Take every line from the listing below that contains "skolu".
- - - - - - -
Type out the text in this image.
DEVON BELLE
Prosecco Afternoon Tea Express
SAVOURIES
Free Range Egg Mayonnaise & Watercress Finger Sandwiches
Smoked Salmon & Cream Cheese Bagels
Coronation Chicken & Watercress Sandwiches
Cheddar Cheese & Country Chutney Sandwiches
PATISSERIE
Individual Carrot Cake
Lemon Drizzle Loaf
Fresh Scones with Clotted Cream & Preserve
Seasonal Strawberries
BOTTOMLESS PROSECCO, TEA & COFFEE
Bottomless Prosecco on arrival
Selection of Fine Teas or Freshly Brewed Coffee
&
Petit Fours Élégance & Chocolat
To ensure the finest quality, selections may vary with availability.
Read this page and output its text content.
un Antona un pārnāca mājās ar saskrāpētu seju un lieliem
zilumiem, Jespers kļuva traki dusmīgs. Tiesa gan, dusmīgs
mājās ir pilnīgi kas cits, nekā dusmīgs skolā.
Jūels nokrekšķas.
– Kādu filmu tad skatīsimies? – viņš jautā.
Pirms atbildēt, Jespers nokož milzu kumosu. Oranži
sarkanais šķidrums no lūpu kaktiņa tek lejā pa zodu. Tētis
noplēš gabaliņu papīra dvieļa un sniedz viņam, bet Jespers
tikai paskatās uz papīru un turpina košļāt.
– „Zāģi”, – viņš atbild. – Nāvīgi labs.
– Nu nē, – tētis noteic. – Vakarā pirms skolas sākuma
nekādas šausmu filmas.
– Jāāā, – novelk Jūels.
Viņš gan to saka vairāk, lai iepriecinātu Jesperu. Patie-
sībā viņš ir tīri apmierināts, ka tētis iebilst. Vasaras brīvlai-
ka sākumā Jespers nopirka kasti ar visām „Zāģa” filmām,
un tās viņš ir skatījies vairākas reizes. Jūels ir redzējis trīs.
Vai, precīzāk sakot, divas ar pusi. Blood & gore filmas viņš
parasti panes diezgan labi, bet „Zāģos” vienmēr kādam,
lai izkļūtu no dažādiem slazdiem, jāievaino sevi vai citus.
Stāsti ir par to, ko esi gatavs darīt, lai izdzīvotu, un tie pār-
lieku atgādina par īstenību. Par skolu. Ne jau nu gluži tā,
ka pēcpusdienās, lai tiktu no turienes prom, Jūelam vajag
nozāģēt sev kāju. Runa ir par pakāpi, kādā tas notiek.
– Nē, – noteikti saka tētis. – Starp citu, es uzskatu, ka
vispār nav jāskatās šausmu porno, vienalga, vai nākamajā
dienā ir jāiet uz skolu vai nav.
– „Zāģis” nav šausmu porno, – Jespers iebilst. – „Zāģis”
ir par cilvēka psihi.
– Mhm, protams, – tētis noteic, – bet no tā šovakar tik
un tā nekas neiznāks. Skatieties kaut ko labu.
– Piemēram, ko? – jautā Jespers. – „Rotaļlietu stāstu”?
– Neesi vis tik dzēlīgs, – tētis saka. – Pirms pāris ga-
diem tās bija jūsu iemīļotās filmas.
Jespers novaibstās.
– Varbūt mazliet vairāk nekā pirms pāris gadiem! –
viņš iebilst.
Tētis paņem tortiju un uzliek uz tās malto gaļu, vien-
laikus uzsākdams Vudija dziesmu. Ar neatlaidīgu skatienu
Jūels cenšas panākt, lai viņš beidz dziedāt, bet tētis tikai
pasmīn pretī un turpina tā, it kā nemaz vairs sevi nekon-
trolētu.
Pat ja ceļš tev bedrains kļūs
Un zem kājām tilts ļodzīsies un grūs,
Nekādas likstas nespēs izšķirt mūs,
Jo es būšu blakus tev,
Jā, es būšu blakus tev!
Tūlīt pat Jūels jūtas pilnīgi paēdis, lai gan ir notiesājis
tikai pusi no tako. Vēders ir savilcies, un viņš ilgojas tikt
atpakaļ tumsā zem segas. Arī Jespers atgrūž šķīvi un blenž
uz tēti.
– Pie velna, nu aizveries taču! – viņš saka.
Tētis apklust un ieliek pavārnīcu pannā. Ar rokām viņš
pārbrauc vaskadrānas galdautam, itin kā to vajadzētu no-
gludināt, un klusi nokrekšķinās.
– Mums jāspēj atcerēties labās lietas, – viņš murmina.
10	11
- - - - - - -
FULL SOLUTION:
lieku atgādina par īstenību. Par skolu. Ne jau nu gluži tā,
dienā ir jāiet uz skolu vai nav.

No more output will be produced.